### To-do list
A) Using the passage on Delhi kitchen waste, say whether each statement agrees with it, answering yes or no and quoting the exact words that decide it. (i) The writer has cornflakes with a banana every morning. (ii) At the writer's current apartment, a door-to-door wastepicker rings the bell each day to collect the waste. (iii) City trucks collect what is left after the wastepickers finish sorting at the dhalaos.
B) Pick up the passage on Delhi kitchen waste from its final sentence and keep writing.

# Source document start

Every morning before heading off to the Chintan office I eat a bowl of cornflakes with a banana. It’s both the minor indulgence of a Midwestern American guy living abroad and a method of giving my stomach one break per day from the spicy and voluminous curries, dals, and masala dishes that otherwise constitute my meals.

"The Usual"
"The Usual"

"The Usual"

Several days ago I looked up from the little archipelago of flakes floating in my milk to the cereal box and banana peel, curious about their fate.  Like most kitchen waste in Delhi, they’ll be tossed in the trashcan together. I try to separate the recyclables from the organics, but I suspect that once they leave the kitchen they are all mixed up anyway.

Since this is a common “service apartment,” there is a gentleman named Radu who lives with the landlord downstairs and swings by occasionally to clean and empty the trash. I’m always curious where the heck it goes. There is no curbside pickup; I see no large dustbins anywhere on the block; and unlike my first apartment in Delhi, here there is no independent door-to-door wastepicker who rings the bell each day to collect the waste.

In situations like this, the family helpers often take the garbage directly to the neighborhood “dhalao,” or disposal unit. So today I marched over to the dhalao nearby, where I met a group of wastepickers meticulously segregating the incoming trash into organics, which they can’t use, and recyclables, which they can. It is here where my banana peel and cereal box part ways.

The Dhalao
The Dhalao

The dhalao in my neighborhood. The dump bin in the foreground is full of waste that the wastepickers can't recycle. Behind the bin inside the structure I met a half dozen men segregating waste.

The brunt of waste in dhalaos comes directly from private residences, and the rest arrives on the rickshaws and backs of the wastepickers themselves. Dhalaos provide small but crucial space for segregation in an otherwise incomprehensibly dense city. City trucks then collect what remains after the wastepickers have finished sorting at the dhalaos and transport it to the city dumps.

These wastepickers work out of the dhalao in my neighborhood in the southern part of New Delhi.

# Source document end
# Record set start

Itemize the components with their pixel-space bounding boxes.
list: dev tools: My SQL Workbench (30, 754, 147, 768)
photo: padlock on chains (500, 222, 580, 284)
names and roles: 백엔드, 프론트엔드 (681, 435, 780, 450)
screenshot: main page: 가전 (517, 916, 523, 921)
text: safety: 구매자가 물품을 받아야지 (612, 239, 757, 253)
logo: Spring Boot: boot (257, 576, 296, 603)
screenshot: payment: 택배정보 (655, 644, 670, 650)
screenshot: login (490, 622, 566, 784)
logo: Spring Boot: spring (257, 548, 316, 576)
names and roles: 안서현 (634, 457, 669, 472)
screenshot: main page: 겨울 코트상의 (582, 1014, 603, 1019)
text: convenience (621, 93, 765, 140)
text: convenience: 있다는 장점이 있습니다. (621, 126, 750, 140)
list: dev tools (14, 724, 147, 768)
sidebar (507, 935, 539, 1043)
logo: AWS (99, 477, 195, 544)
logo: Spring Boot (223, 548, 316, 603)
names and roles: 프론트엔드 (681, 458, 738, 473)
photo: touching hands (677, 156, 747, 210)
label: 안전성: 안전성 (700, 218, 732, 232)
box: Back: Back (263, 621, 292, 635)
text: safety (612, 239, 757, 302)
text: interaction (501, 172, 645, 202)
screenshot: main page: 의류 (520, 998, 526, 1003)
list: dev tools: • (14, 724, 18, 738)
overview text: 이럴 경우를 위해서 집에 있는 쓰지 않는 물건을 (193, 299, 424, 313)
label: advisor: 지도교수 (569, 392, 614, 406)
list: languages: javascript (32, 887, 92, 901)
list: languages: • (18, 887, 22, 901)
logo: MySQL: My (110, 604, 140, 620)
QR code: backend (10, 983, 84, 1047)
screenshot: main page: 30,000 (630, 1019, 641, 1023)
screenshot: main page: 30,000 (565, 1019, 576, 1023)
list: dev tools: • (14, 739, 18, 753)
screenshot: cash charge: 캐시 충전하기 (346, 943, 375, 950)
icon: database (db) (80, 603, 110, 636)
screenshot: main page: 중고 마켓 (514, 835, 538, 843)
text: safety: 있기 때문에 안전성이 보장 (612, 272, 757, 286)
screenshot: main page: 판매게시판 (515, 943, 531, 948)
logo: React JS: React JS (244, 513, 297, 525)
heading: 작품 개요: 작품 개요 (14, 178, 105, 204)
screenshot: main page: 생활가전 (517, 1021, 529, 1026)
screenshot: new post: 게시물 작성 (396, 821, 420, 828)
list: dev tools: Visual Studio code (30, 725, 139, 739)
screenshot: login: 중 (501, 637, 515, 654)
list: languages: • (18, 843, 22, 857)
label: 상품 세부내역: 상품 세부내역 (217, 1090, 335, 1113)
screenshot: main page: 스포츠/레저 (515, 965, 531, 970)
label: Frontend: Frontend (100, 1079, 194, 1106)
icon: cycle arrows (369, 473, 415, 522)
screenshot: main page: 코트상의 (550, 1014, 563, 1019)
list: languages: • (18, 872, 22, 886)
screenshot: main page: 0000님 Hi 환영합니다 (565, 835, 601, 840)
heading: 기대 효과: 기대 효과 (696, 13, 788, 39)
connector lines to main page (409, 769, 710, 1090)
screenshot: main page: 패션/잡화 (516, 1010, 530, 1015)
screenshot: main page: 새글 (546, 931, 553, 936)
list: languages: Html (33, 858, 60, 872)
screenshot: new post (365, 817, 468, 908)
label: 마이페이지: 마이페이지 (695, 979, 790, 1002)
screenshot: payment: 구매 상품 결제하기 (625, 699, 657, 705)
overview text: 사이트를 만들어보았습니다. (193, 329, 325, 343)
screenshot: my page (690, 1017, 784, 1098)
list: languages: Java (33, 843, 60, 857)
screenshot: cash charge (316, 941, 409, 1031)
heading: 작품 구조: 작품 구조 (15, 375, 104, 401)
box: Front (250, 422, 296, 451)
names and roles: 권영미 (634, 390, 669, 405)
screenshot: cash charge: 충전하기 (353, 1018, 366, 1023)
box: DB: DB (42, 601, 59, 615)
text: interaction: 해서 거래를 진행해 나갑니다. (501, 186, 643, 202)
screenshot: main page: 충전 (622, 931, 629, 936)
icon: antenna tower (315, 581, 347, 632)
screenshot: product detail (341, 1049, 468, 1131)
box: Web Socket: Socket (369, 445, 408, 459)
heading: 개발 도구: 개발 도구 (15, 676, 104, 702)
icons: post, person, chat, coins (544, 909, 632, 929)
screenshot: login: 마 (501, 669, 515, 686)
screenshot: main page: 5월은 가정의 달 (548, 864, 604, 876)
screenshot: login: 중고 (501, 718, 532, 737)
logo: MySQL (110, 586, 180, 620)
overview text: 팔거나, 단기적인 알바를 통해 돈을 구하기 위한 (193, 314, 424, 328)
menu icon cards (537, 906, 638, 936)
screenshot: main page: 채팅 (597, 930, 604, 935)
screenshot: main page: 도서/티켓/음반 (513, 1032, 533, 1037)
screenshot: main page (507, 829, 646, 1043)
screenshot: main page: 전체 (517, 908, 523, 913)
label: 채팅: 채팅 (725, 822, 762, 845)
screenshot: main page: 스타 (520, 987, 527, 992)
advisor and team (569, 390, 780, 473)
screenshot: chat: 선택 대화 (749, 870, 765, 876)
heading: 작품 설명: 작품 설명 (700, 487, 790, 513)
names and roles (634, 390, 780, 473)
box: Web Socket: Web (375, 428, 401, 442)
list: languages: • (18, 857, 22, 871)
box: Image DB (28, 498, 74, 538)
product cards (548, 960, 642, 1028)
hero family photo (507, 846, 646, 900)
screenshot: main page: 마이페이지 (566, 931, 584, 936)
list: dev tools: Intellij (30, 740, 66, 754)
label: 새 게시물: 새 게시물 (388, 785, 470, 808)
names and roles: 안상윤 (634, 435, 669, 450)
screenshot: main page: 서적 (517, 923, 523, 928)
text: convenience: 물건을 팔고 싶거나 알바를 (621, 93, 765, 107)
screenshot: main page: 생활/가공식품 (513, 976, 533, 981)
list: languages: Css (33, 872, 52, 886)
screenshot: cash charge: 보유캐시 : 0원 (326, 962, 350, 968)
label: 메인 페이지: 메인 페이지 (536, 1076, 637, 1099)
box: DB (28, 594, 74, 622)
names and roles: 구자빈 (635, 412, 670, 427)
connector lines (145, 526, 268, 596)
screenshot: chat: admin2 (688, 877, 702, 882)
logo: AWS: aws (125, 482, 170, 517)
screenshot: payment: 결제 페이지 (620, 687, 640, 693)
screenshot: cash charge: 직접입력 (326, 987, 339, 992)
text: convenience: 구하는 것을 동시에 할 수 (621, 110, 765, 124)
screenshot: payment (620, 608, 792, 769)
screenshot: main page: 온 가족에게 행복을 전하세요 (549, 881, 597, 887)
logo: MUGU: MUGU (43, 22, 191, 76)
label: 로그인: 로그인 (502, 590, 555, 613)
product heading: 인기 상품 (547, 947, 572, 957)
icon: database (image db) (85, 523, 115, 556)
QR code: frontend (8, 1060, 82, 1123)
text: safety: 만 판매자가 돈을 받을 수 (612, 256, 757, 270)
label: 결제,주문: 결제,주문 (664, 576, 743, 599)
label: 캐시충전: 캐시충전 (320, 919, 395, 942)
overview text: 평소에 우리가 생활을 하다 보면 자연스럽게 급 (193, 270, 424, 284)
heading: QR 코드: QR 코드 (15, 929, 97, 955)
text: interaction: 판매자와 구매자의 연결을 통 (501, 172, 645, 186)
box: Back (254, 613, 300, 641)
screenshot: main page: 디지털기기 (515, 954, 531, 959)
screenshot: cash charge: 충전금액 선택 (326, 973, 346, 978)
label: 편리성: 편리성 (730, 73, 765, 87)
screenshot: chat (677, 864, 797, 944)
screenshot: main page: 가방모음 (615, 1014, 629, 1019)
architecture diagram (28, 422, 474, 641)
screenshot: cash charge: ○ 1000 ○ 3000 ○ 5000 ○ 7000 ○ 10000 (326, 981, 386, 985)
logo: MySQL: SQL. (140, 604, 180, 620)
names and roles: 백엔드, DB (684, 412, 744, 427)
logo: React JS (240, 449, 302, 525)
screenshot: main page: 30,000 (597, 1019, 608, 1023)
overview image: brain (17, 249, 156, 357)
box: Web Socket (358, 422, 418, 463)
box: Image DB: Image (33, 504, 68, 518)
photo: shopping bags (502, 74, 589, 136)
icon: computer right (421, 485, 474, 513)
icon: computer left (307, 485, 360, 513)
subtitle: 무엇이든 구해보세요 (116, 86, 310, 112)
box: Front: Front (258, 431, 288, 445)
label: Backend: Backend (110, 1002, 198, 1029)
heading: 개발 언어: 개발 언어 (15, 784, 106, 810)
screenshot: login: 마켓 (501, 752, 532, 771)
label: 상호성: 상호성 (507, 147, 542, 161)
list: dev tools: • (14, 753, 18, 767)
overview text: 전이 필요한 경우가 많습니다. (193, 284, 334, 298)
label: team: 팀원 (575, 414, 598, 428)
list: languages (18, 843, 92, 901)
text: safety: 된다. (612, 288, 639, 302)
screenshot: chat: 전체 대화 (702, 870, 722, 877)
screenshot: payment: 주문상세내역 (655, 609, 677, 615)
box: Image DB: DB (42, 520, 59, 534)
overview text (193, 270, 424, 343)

# Record set end

### Answers by task
A)
(i) Yes: "Every morning before heading off to the Chintan office I eat a bowl of cornflakes with a banana."
(ii) No: "unlike my first apartment in Delhi, here there is no independent door-to-door wastepicker who rings the bell each day to collect the waste."
(iii) Yes: "City trucks then collect what remains after the wastepickers have finished sorting at the dhalaos and transport it to the city dumps."

B)
These wastepickers work out of the dhalao in my neighborhood in the southern part of New Delhi.

These wastepickers work out of the dhalao in my neighborhood in the southern part of New Delhi.

Here’s where it gets crazy. Such thoroughly sorted waste is perfect for composting.  And as I wrote last week, composting is one method of keeping wet waste out of landfills where it would otherwise decompose under anaerobic conditions, releasing methane (a potent greenhouse gas) into the atmosphere. So the two government entities in the area, the New Delhi Municipal Council (NDMC) and the Municipal Corporation of Delhi (MCD) have teamed up with a private firm to create a composting unit to earn greenhouse gas emissions reduction credits.

I visited this composting unit, in Okhla, and spoke with the manager.  The 200 tons of pre-segregated organic waste that arrives each day is delivered for free by the NDMC and MCD. It comes mostly from dhalaos, and because the waste has been pre-sorted by the wastepickers, there are huge savings for the composting unit and city. In fact, the manager was surprisingly deferential and spoke of the necessity of the wastepickers in his business model. After seven weeks of windrow composting, my banana peel becomes organic fertilizer, which is then sold to a wholesale fertilizer company for profit.  The wastepickers, at present, see none of the proceeds.

Bags of organic fertilizer ready to be sold from the Okhla composting unit.
Bags of organic fertilizer ready to be sold from the Okhla composting unit.

Bags of organic fertilizer, the final product of the Okhla composting plant, ready to be trucked off and sold to a fertilizer wholesaler.

This project also has been approved for greenhouse gas emissions reduction credits through the Clean Development Mechanism (CDM). The CDM is an offset scheme developed through the Kyoto Protocol whereby industrialized countries with emission-reduction commitments can finance and implement emission-reducing projects in developing countries in order to help meet their own Kyoto targets.

The Okhla composting plant is slated to receive emissions reduction credits amounting to 234,231 metric tones of CO2 equivalent over a seven-year period. At current carbon prices this amounts to roughly 3.5 million dollars. Who knows what the firm’s initial investment in the composting unit was, but it’s clear that the land was free, the waste is delivered for free, and the hard work of the wastepickers effectively subsidizes the composting unit. Composting is a great thing for the climate, but if those who are responsible for its benefits are shut out of the process, social justice is jettisoned for green profit.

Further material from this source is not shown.